> _Given data_:
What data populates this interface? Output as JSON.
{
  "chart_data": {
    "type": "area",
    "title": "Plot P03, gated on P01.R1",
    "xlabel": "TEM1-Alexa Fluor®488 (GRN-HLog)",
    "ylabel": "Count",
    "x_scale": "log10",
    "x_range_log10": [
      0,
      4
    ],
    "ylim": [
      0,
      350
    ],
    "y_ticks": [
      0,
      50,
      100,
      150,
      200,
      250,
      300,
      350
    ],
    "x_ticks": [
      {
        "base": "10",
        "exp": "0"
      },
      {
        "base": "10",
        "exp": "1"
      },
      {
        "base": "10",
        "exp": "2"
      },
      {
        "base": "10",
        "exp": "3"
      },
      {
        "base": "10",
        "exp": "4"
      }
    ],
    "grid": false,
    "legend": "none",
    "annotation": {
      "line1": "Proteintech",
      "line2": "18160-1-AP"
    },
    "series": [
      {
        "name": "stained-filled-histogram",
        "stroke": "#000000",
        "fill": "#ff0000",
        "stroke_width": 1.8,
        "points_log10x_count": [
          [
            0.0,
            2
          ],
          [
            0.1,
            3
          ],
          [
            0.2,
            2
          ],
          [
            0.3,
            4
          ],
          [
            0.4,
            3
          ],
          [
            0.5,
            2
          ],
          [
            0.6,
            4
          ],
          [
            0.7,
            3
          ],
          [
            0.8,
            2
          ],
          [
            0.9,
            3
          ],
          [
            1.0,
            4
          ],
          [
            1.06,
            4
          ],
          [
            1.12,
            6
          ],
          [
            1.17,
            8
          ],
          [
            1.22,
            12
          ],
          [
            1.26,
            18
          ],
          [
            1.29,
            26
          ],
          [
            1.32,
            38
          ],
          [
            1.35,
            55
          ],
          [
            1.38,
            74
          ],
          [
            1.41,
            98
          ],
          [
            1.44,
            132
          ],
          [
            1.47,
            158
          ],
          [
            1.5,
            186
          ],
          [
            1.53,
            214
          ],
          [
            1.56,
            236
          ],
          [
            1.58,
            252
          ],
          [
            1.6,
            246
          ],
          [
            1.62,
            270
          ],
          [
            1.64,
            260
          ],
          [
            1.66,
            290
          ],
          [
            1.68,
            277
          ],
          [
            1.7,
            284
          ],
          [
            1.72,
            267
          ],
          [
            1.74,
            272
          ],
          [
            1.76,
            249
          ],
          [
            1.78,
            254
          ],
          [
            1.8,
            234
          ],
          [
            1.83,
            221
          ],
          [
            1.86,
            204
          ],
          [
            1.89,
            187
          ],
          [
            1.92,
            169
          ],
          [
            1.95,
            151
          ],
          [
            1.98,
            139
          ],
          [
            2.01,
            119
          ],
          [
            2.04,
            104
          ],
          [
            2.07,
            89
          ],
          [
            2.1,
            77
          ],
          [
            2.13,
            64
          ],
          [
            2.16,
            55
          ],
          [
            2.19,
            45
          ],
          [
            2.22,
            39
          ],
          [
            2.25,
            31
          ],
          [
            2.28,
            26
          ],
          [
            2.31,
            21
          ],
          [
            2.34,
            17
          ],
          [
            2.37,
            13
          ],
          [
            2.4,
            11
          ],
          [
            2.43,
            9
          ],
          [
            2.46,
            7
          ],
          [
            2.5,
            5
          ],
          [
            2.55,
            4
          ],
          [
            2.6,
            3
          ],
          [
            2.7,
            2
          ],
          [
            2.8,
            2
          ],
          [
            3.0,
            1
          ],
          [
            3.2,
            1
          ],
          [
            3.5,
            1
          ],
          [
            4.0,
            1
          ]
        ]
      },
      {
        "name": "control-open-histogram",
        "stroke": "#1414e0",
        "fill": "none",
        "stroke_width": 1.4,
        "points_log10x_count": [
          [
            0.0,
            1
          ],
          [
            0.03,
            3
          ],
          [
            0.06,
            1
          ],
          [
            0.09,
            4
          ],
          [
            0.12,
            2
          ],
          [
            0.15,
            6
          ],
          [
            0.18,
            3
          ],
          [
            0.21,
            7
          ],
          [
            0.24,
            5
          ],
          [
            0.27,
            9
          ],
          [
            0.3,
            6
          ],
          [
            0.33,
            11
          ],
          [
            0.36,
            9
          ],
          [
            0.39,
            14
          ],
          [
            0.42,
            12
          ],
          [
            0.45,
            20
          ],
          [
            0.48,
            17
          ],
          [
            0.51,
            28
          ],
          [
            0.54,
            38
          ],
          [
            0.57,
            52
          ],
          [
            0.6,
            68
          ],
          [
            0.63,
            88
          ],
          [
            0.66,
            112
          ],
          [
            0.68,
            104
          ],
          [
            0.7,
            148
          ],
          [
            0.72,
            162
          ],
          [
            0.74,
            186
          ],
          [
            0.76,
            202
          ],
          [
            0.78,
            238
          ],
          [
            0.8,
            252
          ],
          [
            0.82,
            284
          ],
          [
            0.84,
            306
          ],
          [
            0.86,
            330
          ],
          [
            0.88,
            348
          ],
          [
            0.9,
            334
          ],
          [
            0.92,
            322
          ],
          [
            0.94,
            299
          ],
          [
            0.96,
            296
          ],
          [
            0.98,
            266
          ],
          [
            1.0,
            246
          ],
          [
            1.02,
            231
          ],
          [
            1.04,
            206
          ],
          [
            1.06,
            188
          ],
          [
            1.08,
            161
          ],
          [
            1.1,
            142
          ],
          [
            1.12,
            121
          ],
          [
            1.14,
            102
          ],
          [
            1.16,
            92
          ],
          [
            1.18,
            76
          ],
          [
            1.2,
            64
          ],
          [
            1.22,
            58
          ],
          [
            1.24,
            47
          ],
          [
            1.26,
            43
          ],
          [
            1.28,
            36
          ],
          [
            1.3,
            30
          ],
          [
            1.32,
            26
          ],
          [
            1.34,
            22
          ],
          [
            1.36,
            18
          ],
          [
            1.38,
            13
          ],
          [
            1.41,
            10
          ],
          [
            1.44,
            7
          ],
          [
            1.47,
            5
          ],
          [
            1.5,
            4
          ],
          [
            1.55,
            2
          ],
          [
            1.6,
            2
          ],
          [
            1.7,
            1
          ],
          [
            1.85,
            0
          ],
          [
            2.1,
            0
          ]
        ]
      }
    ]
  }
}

> _Assignment_:
Set out the complete listing exactly as shown.

> _The completed task_:
What data populates this interface? Output as JSON.
{
  "chart_data": {
    "type": "area",
    "title": "Plot P03, gated on P01.R1",
    "xlabel": "TEM1-Alexa Fluor®488 (GRN-HLog)",
    "ylabel": "Count",
    "x_scale": "log10",
    "x_range_log10": [
      0,
      4
    ],
    "ylim": [
      0,
      350
    ],
    "y_ticks": [
      0,
      50,
      100,
      150,
      200,
      250,
      300,
      350
    ],
    "x_ticks": [
      {
        "base": "10",
        "exp": "0"
      },
      {
        "base": "10",
        "exp": "1"
      },
      {
        "base": "10",
        "exp": "2"
      },
      {
        "base": "10",
        "exp": "3"
      },
      {
        "base": "10",
        "exp": "4"
      }
    ],
    "grid": false,
    "legend": "none",
    "annotation": {
      "line1": "Proteintech",
      "line2": "18160-1-AP"
    },
    "series": [
      {
        "name": "stained-filled-histogram",
        "stroke": "#000000",
        "fill": "#ff0000",
        "stroke_width": 1.8,
        "points_log10x_count": [
          [
            0.0,
            2
          ],
          [
            0.1,
            3
          ],
          [
            0.2,
            2
          ],
          [
            0.3,
            4
          ],
          [
            0.4,
            3
          ],
          [
            0.5,
            2
          ],
          [
            0.6,
            4
          ],
          [
            0.7,
            3
          ],
          [
            0.8,
            2
          ],
          [
            0.9,
            3
          ],
          [
            1.0,
            4
          ],
          [
            1.06,
            4
          ],
          [
            1.12,
            6
          ],
          [
            1.17,
            8
          ],
          [
            1.22,
            12
          ],
          [
            1.26,
            18
          ],
          [
            1.29,
            26
          ],
          [
            1.32,
            38
          ],
          [
            1.35,
            55
          ],
          [
            1.38,
            74
          ],
          [
            1.41,
            98
          ],
          [
            1.44,
            132
          ],
          [
            1.47,
            158
          ],
          [
            1.5,
            186
          ],
          [
            1.53,
            214
          ],
          [
            1.56,
            236
          ],
          [
            1.58,
            252
          ],
          [
            1.6,
            246
          ],
          [
            1.62,
            270
          ],
          [
            1.64,
            260
          ],
          [
            1.66,
            290
          ],
          [
            1.68,
            277
          ],
          [
            1.7,
            284
          ],
          [
            1.72,
            267
          ],
          [
            1.74,
            272
          ],
          [
            1.76,
            249
          ],
          [
            1.78,
            254
          ],
          [
            1.8,
            234
          ],
          [
            1.83,
            221
          ],
          [
            1.86,
            204
          ],
          [
            1.89,
            187
          ],
          [
            1.92,
            169
          ],
          [
            1.95,
            151
          ],
          [
            1.98,
            139
          ],
          [
            2.01,
            119
          ],
          [
            2.04,
            104
          ],
          [
            2.07,
            89
          ],
          [
            2.1,
            77
          ],
          [
            2.13,
            64
          ],
          [
            2.16,
            55
          ],
          [
            2.19,
            45
          ],
          [
            2.22,
            39
          ],
          [
            2.25,
            31
          ],
          [
            2.28,
            26
          ],
          [
            2.31,
            21
          ],
          [
            2.34,
            17
          ],
          [
            2.37,
            13
          ],
          [
            2.4,
            11
          ],
          [
            2.43,
            9
          ],
          [
            2.46,
            7
          ],
          [
            2.5,
            5
          ],
          [
            2.55,
            4
          ],
          [
            2.6,
            3
          ],
          [
            2.7,
            2
          ],
          [
            2.8,
            2
          ],
          [
            3.0,
            1
          ],
          [
            3.2,
            1
          ],
          [
            3.5,
            1
          ],
          [
            4.0,
            1
          ]
        ]
      },
      {
        "name": "control-open-histogram",
        "stroke": "#1414e0",
        "fill": "none",
        "stroke_width": 1.4,
        "points_log10x_count": [
          [
            0.0,
            1
          ],
          [
            0.03,
            3
          ],
          [
            0.06,
            1
          ],
          [
            0.09,
            4
          ],
          [
            0.12,
            2
          ],
          [
            0.15,
            6
          ],
          [
            0.18,
            3
          ],
          [
            0.21,
            7
          ],
          [
            0.24,
            5
          ],
          [
            0.27,
            9
          ],
          [
            0.3,
            6
          ],
          [
            0.33,
            11
          ],
          [
            0.36,
            9
          ],
          [
            0.39,
            14
          ],
          [
            0.42,
            12
          ],
          [
            0.45,
            20
          ],
          [
            0.48,
            17
          ],
          [
            0.51,
            28
          ],
          [
            0.54,
            38
          ],
          [
            0.57,
            52
          ],
          [
            0.6,
            68
          ],
          [
            0.63,
            88
          ],
          [
            0.66,
            112
          ],
          [
            0.68,
            104
          ],
          [
            0.7,
            148
          ],
          [
            0.72,
            162
          ],
          [
            0.74,
            186
          ],
          [
            0.76,
            202
          ],
          [
            0.78,
            238
          ],
          [
            0.8,
            252
          ],
          [
            0.82,
            284
          ],
          [
            0.84,
            306
          ],
          [
            0.86,
            330
          ],
          [
            0.88,
            348
          ],
          [
            0.9,
            334
          ],
          [
            0.92,
            322
          ],
          [
            0.94,
            299
          ],
          [
            0.96,
            296
          ],
          [
            0.98,
            266
          ],
          [
            1.0,
            246
          ],
          [
            1.02,
            231
          ],
          [
            1.04,
            206
          ],
          [
            1.06,
            188
          ],
          [
            1.08,
            161
          ],
          [
            1.1,
            142
          ],
          [
            1.12,
            121
          ],
          [
            1.14,
            102
          ],
          [
            1.16,
            92
          ],
          [
            1.18,
            76
          ],
          [
            1.2,
            64
          ],
          [
            1.22,
            58
          ],
          [
            1.24,
            47
          ],
          [
            1.26,
            43
          ],
          [
            1.28,
            36
          ],
          [
            1.3,
            30
          ],
          [
            1.32,
            26
          ],
          [
            1.34,
            22
          ],
          [
            1.36,
            18
          ],
          [
            1.38,
            13
          ],
          [
            1.41,
            10
          ],
          [
            1.44,
            7
          ],
          [
            1.47,
            5
          ],
          [
            1.5,
            4
          ],
          [
            1.55,
            2
          ],
          [
            1.6,
            2
          ],
          [
            1.7,
            1
          ],
          [
            1.85,
            0
          ],
          [
            2.1,
            0
          ]
        ]
      }
    ]
  }
}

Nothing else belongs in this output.